Each entry is to be retyped exactly as it stands.

[[ Records shown, beginning ]]

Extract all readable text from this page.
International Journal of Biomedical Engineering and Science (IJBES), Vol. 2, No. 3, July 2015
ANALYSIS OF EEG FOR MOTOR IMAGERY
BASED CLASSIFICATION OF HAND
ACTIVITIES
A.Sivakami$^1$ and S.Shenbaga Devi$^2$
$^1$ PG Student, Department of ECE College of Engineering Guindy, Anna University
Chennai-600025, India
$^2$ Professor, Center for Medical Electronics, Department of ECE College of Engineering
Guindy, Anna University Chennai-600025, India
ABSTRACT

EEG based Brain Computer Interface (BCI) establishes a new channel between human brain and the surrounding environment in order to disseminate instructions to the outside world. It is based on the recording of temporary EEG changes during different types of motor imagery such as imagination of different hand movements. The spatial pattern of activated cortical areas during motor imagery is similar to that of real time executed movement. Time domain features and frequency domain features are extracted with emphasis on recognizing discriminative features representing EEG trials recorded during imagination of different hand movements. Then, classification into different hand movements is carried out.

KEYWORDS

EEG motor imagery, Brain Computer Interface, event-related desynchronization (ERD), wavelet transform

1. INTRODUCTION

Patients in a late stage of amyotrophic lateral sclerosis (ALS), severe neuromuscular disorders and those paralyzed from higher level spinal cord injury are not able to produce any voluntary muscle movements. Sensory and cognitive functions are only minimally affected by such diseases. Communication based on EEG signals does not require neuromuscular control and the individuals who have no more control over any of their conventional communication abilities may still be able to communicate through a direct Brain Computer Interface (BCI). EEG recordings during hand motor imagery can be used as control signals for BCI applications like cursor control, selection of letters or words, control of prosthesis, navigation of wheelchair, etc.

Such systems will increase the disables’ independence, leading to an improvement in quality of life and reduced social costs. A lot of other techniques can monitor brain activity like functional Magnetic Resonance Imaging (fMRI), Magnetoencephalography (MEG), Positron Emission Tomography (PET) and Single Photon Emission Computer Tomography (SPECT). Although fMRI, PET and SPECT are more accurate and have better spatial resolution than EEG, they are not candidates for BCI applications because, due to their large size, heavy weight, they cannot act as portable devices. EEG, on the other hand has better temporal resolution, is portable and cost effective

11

[[ Records shown, end ]]

[Answer space]
Extract all readable text from this page.
International Journal of Biomedical Engineering and Science (IJBES), Vol. 2, No. 3, July 2015
ANALYSIS OF EEG FOR MOTOR IMAGERY
BASED CLASSIFICATION OF HAND
ACTIVITIES
A.Sivakami$^1$ and S.Shenbaga Devi$^2$
$^1$ PG Student, Department of ECE College of Engineering Guindy, Anna University
Chennai-600025, India
$^2$ Professor, Center for Medical Electronics, Department of ECE College of Engineering
Guindy, Anna University Chennai-600025, India
ABSTRACT

EEG based Brain Computer Interface (BCI) establishes a new channel between human brain and the surrounding environment in order to disseminate instructions to the outside world. It is based on the recording of temporary EEG changes during different types of motor imagery such as imagination of different hand movements. The spatial pattern of activated cortical areas during motor imagery is similar to that of real time executed movement. Time domain features and frequency domain features are extracted with emphasis on recognizing discriminative features representing EEG trials recorded during imagination of different hand movements. Then, classification into different hand movements is carried out.

KEYWORDS

EEG motor imagery, Brain Computer Interface, event-related desynchronization (ERD), wavelet transform

1. INTRODUCTION

Patients in a late stage of amyotrophic lateral sclerosis (ALS), severe neuromuscular disorders and those paralyzed from higher level spinal cord injury are not able to produce any voluntary muscle movements. Sensory and cognitive functions are only minimally affected by such diseases. Communication based on EEG signals does not require neuromuscular control and the individuals who have no more control over any of their conventional communication abilities may still be able to communicate through a direct Brain Computer Interface (BCI). EEG recordings during hand motor imagery can be used as control signals for BCI applications like cursor control, selection of letters or words, control of prosthesis, navigation of wheelchair, etc.

Such systems will increase the disables’ independence, leading to an improvement in quality of life and reduced social costs. A lot of other techniques can monitor brain activity like functional Magnetic Resonance Imaging (fMRI), Magnetoencephalography (MEG), Positron Emission Tomography (PET) and Single Photon Emission Computer Tomography (SPECT). Although fMRI, PET and SPECT are more accurate and have better spatial resolution than EEG, they are not candidates for BCI applications because, due to their large size, heavy weight, they cannot act as portable devices. EEG, on the other hand has better temporal resolution, is portable and cost effective

11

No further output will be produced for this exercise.